> PROBLEM TO WORK ON
Copy all the material that follows, keeping every character the same.

Stored entries:
▬▬▬

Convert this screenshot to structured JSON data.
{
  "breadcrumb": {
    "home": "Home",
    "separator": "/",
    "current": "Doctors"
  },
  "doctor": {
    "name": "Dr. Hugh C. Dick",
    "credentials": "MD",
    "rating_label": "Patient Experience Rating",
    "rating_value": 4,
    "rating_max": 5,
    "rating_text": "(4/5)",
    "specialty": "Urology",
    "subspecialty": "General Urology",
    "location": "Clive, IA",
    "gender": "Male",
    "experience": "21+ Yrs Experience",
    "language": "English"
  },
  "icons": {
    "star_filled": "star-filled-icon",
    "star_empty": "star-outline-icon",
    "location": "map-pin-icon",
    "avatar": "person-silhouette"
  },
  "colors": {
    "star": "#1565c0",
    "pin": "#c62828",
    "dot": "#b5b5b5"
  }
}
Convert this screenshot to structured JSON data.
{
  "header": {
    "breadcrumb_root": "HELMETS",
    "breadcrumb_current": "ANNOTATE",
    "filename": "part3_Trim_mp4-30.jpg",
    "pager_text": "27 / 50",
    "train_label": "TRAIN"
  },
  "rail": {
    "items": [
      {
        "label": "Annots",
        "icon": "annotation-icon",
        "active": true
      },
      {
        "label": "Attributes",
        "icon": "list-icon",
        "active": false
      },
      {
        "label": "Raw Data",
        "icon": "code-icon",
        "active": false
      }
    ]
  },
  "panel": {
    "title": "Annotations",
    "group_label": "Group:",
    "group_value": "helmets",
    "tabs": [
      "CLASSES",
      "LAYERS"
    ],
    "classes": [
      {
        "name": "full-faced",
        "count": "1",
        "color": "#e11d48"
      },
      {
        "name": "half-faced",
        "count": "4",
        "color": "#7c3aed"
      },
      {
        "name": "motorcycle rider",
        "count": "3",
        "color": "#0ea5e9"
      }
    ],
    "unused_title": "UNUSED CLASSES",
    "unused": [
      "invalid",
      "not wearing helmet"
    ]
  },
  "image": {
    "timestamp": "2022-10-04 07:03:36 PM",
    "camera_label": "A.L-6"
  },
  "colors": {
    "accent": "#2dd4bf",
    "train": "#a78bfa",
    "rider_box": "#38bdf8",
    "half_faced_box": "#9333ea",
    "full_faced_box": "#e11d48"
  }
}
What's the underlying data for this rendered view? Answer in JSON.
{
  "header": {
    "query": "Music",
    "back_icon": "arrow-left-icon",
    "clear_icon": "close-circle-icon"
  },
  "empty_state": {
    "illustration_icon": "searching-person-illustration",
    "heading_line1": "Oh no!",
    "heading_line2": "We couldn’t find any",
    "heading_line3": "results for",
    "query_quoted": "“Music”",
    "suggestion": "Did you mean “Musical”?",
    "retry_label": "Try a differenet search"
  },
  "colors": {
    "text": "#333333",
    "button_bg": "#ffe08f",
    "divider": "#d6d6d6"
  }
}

▬▬▬

> TASK ANSWER
Convert this screenshot to structured JSON data.
{
  "breadcrumb": {
    "home": "Home",
    "separator": "/",
    "current": "Doctors"
  },
  "doctor": {
    "name": "Dr. Hugh C. Dick",
    "credentials": "MD",
    "rating_label": "Patient Experience Rating",
    "rating_value": 4,
    "rating_max": 5,
    "rating_text": "(4/5)",
    "specialty": "Urology",
    "subspecialty": "General Urology",
    "location": "Clive, IA",
    "gender": "Male",
    "experience": "21+ Yrs Experience",
    "language": "English"
  },
  "icons": {
    "star_filled": "star-filled-icon",
    "star_empty": "star-outline-icon",
    "location": "map-pin-icon",
    "avatar": "person-silhouette"
  },
  "colors": {
    "star": "#1565c0",
    "pin": "#c62828",
    "dot": "#b5b5b5"
  }
}
Convert this screenshot to structured JSON data.
{
  "header": {
    "breadcrumb_root": "HELMETS",
    "breadcrumb_current": "ANNOTATE",
    "filename": "part3_Trim_mp4-30.jpg",
    "pager_text": "27 / 50",
    "train_label": "TRAIN"
  },
  "rail": {
    "items": [
      {
        "label": "Annots",
        "icon": "annotation-icon",
        "active": true
      },
      {
        "label": "Attributes",
        "icon": "list-icon",
        "active": false
      },
      {
        "label": "Raw Data",
        "icon": "code-icon",
        "active": false
      }
    ]
  },
  "panel": {
    "title": "Annotations",
    "group_label": "Group:",
    "group_value": "helmets",
    "tabs": [
      "CLASSES",
      "LAYERS"
    ],
    "classes": [
      {
        "name": "full-faced",
        "count": "1",
        "color": "#e11d48"
      },
      {
        "name": "half-faced",
        "count": "4",
        "color": "#7c3aed"
      },
      {
        "name": "motorcycle rider",
        "count": "3",
        "color": "#0ea5e9"
      }
    ],
    "unused_title": "UNUSED CLASSES",
    "unused": [
      "invalid",
      "not wearing helmet"
    ]
  },
  "image": {
    "timestamp": "2022-10-04 07:03:36 PM",
    "camera_label": "A.L-6"
  },
  "colors": {
    "accent": "#2dd4bf",
    "train": "#a78bfa",
    "rider_box": "#38bdf8",
    "half_faced_box": "#9333ea",
    "full_faced_box": "#e11d48"
  }
}
What's the underlying data for this rendered view? Answer in JSON.
{
  "header": {
    "query": "Music",
    "back_icon": "arrow-left-icon",
    "clear_icon": "close-circle-icon"
  },
  "empty_state": {
    "illustration_icon": "searching-person-illustration",
    "heading_line1": "Oh no!",
    "heading_line2": "We couldn’t find any",
    "heading_line3": "results for",
    "query_quoted": "“Music”",
    "suggestion": "Did you mean “Musical”?",
    "retry_label": "Try a differenet search"
  },
  "colors": {
    "text": "#333333",
    "button_bg": "#ffe08f",
    "divider": "#d6d6d6"
  }
}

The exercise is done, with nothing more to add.